[Begin SUPPLIED MATERIAL]

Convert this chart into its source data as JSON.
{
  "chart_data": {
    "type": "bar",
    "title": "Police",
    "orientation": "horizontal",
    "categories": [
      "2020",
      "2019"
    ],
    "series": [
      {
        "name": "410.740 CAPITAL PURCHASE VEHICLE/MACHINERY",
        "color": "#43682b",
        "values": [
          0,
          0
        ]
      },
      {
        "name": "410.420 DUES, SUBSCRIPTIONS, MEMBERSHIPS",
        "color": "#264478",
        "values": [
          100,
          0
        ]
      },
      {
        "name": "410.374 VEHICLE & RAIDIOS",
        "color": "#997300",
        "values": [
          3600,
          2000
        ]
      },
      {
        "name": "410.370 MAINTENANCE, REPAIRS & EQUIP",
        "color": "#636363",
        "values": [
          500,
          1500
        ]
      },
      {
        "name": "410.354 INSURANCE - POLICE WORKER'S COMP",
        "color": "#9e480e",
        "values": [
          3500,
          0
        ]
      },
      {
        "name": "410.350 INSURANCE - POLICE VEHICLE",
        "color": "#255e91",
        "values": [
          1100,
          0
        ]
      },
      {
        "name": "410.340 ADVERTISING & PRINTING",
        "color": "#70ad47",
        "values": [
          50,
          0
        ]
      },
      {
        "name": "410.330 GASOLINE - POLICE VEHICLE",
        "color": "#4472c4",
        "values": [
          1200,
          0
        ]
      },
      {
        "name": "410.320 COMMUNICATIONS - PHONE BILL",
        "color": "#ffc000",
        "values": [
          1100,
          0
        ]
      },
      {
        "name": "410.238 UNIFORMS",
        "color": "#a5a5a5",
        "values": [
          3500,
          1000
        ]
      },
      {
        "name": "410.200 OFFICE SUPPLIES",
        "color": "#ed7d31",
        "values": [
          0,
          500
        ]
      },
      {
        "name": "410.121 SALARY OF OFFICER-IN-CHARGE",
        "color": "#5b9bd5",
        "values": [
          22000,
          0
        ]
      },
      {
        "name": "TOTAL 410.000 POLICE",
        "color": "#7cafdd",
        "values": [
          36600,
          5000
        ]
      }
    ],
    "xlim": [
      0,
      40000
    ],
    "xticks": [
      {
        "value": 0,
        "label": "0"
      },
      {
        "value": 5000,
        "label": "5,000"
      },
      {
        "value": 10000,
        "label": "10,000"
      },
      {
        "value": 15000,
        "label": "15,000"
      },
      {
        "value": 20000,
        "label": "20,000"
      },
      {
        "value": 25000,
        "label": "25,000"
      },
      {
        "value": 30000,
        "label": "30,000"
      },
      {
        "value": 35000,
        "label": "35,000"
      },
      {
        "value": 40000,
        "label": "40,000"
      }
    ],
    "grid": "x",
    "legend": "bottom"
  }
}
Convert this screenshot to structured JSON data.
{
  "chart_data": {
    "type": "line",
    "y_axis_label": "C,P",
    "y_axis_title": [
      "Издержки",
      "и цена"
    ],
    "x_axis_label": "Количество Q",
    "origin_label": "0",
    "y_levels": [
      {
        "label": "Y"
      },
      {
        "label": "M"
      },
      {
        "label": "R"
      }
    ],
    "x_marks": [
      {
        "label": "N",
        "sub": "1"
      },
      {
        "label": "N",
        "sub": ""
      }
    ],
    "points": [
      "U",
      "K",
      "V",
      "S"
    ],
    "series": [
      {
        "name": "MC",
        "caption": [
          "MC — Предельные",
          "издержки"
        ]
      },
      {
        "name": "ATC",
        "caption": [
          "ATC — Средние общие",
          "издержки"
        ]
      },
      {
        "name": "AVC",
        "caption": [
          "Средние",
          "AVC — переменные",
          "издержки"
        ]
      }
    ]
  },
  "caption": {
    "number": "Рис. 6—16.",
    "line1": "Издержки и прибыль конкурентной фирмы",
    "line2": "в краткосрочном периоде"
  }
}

[End SUPPLIED MATERIAL]

Leave out every line without the string "VEHICLE" and copy the rest.

        "name": "410.740 CAPITAL PURCHASE VEHICLE/MACHINERY",
        "name": "410.374 VEHICLE & RAIDIOS",
        "name": "410.350 INSURANCE - POLICE VEHICLE",
        "name": "410.330 GASOLINE - POLICE VEHICLE",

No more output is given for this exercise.